#### [STATED TASK]
Filter the data for lines with the word "Germany", then copy every line so identified.

#### [THE INPUT]
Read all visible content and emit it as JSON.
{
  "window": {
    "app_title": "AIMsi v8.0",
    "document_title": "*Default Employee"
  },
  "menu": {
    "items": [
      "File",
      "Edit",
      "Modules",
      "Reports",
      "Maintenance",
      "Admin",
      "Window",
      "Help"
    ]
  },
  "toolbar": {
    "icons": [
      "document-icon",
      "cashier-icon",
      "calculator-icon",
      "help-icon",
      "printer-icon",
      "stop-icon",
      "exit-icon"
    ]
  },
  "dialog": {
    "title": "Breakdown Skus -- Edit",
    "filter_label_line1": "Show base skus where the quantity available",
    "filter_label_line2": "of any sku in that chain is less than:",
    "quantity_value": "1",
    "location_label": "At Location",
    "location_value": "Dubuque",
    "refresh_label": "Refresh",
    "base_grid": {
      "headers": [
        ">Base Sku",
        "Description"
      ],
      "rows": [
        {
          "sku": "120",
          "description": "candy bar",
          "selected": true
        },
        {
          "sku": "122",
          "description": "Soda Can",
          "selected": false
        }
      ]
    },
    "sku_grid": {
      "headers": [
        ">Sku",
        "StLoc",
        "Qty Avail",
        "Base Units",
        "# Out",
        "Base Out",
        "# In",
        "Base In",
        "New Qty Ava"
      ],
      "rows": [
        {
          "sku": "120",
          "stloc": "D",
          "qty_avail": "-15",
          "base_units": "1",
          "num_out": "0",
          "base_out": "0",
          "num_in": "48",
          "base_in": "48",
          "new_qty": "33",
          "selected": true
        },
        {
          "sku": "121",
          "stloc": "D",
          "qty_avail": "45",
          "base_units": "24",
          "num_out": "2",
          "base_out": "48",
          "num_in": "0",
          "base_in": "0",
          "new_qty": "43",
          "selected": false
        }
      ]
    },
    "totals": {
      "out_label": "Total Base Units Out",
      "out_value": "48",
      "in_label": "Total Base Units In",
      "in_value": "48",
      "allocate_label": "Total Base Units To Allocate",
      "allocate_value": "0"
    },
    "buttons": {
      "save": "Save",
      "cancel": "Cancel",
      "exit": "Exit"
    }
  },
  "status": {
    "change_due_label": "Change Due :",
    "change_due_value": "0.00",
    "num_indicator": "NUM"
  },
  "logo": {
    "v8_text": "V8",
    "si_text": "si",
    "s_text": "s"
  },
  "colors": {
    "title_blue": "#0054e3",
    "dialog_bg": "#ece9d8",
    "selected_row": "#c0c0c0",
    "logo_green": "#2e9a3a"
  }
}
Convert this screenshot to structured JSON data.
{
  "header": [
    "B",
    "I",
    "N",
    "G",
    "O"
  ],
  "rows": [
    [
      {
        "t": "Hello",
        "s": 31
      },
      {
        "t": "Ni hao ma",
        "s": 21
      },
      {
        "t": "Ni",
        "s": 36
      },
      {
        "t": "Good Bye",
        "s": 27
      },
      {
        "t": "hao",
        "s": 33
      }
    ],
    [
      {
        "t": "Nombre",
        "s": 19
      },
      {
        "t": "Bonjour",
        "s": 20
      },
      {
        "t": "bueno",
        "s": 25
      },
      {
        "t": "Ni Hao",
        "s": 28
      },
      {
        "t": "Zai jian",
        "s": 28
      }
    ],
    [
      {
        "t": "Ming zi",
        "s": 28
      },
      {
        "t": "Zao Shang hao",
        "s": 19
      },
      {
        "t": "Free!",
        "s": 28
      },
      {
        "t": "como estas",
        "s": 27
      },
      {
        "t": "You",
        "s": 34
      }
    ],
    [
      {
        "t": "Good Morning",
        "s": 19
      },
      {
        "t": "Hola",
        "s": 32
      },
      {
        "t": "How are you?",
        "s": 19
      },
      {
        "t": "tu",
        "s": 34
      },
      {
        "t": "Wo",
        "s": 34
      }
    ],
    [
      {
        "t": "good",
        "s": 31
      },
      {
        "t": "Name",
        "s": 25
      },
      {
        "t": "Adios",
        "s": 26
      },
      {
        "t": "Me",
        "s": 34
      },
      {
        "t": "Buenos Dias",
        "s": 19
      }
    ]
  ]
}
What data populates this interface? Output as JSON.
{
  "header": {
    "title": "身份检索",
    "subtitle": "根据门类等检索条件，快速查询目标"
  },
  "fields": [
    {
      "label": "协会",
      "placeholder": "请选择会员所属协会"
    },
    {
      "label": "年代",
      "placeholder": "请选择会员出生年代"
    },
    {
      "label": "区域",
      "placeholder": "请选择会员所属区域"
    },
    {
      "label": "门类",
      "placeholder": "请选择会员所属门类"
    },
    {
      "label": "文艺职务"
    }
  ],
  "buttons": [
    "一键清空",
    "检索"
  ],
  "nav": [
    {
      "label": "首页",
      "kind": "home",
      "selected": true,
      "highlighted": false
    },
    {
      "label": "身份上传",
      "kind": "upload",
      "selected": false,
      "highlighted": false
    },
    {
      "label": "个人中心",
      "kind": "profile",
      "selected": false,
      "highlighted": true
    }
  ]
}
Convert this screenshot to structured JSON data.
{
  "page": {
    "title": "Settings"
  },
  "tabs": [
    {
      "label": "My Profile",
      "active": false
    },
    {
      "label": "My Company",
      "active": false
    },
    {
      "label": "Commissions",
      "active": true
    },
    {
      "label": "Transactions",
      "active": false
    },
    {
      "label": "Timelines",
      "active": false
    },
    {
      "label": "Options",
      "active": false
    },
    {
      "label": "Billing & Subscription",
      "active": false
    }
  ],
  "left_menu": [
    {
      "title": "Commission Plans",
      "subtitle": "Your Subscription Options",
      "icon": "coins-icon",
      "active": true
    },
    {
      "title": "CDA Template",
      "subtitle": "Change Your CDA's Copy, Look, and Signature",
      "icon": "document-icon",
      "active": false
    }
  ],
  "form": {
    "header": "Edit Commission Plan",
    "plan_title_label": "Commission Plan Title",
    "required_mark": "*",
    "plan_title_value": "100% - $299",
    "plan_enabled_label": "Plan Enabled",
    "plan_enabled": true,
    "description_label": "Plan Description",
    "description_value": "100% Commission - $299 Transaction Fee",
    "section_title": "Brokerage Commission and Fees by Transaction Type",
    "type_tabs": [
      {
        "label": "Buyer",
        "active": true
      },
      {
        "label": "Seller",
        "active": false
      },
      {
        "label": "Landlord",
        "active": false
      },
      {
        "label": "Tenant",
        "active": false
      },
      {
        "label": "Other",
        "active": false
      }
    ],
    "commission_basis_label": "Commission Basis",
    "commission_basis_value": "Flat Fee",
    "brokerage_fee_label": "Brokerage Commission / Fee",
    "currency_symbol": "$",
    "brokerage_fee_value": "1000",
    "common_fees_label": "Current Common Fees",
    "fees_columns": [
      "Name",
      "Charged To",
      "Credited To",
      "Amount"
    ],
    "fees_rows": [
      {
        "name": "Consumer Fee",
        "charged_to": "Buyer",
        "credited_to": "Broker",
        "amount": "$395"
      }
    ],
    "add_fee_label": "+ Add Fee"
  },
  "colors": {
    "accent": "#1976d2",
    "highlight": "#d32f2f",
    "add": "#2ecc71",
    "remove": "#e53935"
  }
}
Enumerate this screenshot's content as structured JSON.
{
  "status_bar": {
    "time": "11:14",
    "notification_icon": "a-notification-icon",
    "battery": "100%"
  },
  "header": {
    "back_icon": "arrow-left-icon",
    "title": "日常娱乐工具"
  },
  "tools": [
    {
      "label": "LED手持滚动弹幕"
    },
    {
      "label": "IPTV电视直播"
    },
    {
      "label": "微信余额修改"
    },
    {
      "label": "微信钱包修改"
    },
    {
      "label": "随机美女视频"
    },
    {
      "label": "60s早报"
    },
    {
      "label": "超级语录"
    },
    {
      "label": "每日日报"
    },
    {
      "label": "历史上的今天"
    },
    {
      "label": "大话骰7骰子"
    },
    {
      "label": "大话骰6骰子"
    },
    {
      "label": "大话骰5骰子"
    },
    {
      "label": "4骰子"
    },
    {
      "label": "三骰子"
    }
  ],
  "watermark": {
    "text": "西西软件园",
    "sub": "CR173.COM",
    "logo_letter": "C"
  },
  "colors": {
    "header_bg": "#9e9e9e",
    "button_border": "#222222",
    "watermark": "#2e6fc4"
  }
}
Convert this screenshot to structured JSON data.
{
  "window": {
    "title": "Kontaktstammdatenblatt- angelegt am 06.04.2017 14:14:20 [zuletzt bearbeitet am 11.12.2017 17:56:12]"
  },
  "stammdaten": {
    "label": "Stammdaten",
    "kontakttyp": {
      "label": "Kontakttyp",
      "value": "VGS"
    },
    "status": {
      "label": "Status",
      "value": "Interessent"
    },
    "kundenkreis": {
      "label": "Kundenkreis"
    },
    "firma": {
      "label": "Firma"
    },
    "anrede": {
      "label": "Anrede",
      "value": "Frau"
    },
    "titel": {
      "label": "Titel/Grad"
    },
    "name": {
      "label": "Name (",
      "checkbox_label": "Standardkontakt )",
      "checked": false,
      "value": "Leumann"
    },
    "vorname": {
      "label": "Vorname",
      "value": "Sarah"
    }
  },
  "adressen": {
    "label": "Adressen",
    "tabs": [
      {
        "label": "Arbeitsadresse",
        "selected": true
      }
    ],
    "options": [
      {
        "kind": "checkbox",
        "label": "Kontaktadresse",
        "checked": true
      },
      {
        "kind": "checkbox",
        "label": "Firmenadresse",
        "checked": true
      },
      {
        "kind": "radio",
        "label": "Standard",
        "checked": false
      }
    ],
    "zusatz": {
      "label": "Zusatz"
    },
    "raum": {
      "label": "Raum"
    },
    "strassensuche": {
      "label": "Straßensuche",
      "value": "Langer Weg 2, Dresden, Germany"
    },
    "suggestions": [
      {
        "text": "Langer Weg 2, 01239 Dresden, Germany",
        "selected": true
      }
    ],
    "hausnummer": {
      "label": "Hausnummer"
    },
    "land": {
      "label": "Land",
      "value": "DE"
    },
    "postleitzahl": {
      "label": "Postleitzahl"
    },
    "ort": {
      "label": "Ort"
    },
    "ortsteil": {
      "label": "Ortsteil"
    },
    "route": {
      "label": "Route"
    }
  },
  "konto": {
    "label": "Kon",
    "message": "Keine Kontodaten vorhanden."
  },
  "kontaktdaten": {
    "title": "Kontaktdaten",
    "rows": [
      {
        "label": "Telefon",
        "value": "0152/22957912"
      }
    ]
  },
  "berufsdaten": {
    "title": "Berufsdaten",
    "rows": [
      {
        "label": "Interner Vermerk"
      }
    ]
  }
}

#### [SOLUTION TO THE PROBLEM]
      "value": "Langer Weg 2, Dresden, Germany"
        "text": "Langer Weg 2, 01239 Dresden, Germany",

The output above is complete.